▶ **Aim of the task**
Search the listing below for the string "screenshot" and copy every line where it occurs.
* start *
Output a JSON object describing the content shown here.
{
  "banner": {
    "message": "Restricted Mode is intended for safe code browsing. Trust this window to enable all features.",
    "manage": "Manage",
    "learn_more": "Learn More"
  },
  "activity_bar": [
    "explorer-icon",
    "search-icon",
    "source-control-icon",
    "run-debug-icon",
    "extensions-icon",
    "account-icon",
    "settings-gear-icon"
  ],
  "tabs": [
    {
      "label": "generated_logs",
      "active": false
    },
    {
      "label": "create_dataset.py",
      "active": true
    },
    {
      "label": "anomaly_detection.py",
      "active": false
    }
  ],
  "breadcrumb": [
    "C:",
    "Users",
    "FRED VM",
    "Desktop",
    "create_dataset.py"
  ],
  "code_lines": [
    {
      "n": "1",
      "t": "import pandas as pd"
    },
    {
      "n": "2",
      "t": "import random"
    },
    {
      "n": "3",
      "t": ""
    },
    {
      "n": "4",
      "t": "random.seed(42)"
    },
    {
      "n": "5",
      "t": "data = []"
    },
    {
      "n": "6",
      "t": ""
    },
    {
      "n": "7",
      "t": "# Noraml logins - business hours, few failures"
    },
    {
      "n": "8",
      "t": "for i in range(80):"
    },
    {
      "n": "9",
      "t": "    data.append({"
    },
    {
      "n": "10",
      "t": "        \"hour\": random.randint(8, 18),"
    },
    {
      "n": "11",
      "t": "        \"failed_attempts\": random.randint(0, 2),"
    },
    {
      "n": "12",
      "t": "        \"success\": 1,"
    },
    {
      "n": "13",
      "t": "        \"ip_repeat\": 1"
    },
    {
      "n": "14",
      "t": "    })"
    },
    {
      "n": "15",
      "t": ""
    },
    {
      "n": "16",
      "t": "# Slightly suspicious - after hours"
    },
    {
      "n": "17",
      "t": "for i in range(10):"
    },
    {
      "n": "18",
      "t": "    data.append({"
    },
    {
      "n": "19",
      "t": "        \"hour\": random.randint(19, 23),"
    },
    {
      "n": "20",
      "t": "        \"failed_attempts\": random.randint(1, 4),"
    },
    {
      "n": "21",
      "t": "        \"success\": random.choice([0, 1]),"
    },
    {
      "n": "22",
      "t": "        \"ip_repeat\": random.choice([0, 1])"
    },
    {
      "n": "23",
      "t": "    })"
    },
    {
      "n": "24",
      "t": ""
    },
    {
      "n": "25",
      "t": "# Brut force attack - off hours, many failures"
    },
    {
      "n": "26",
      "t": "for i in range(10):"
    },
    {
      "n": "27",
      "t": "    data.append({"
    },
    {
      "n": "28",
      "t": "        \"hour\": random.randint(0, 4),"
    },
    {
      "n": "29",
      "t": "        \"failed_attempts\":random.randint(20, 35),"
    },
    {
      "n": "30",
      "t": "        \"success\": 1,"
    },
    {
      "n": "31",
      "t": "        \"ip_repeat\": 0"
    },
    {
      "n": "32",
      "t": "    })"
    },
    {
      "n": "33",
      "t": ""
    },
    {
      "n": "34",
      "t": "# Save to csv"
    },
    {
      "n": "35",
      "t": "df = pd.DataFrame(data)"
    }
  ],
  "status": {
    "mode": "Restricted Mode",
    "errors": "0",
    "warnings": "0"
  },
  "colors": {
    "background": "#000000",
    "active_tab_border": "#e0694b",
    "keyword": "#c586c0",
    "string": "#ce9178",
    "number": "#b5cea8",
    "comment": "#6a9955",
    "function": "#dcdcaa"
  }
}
* end *
* start *
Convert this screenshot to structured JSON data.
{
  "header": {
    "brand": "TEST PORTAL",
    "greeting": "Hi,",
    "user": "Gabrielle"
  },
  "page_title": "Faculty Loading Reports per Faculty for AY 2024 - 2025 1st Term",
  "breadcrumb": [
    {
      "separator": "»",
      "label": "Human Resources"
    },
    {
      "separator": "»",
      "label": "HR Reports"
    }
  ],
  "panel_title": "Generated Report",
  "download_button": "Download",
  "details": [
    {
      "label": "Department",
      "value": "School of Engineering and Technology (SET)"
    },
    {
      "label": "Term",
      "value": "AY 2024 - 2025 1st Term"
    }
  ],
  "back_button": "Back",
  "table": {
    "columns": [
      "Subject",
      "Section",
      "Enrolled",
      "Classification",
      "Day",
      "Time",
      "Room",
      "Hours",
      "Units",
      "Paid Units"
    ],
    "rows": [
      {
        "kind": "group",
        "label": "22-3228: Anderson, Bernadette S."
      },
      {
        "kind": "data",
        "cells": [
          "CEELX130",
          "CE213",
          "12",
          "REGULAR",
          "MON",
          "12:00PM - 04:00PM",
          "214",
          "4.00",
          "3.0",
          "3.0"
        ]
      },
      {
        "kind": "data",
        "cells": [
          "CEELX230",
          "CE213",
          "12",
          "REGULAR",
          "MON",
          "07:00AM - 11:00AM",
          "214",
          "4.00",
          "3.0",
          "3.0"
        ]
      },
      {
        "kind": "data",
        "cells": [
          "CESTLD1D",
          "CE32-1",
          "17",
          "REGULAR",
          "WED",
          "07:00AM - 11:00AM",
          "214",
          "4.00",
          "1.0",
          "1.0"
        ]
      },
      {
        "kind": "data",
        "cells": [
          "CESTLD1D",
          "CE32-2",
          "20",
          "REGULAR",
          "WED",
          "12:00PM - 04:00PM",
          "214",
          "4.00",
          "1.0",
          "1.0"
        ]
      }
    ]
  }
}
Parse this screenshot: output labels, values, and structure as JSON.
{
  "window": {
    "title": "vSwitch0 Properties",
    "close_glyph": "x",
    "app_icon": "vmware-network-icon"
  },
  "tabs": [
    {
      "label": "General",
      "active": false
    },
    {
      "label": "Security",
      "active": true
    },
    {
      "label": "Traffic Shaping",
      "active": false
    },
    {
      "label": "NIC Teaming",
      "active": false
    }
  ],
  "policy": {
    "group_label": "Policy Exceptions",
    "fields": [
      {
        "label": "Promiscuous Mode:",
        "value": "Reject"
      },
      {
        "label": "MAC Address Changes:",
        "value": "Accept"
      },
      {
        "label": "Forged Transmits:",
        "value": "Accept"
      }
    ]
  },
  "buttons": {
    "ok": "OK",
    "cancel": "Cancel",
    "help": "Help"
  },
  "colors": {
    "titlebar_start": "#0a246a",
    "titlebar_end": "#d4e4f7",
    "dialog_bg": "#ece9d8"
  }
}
* end *
▶ **Output**
Convert this screenshot to structured JSON data.
Parse this screenshot: output labels, values, and structure as JSON.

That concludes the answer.